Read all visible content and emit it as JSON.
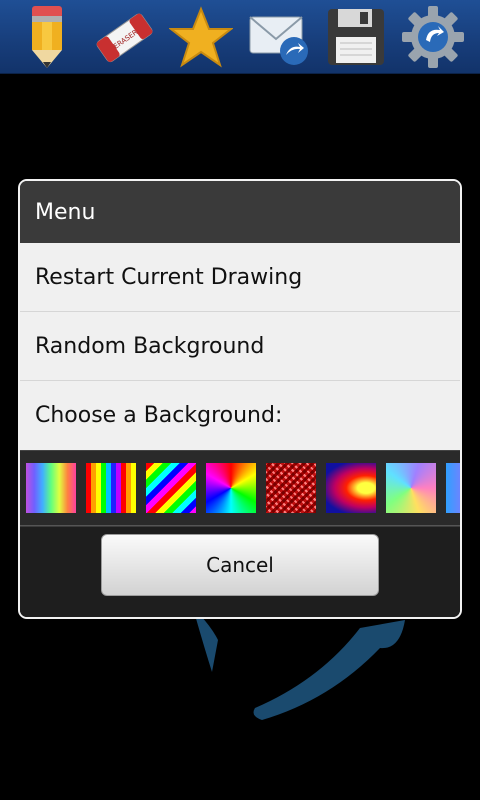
{
  "toolbar": {
    "items": [
      {
        "name": "pencil"
      },
      {
        "name": "eraser",
        "label": "ERASER"
      },
      {
        "name": "star"
      },
      {
        "name": "share-mail"
      },
      {
        "name": "save-floppy"
      },
      {
        "name": "settings-gear"
      }
    ]
  },
  "dialog": {
    "title": "Menu",
    "items": [
      {
        "label": "Restart Current Drawing"
      },
      {
        "label": "Random Background"
      },
      {
        "label": "Choose a Background:"
      }
    ],
    "backgrounds": [
      "rainbow-gradient",
      "rainbow-stripes",
      "diagonal-rainbow",
      "color-wheel",
      "red-pattern",
      "red-blue-swirl",
      "pastel-wheel",
      "partial-swatch"
    ],
    "cancel_label": "Cancel"
  },
  "colors": {
    "toolbar_bg": "#1a4585",
    "dialog_title_bg": "#3a3a3a",
    "menu_item_bg": "#f0f0f0",
    "canvas_bg": "#000000",
    "stroke": "#1a4a6e"
  }
}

##########

* [WHAT THE EXERCISE ASKS] Using the entries above, return each line that includes the word "rainbow".

* [RESULT OF THE TASK]
      "rainbow-gradient",
      "rainbow-stripes",
      "diagonal-rainbow",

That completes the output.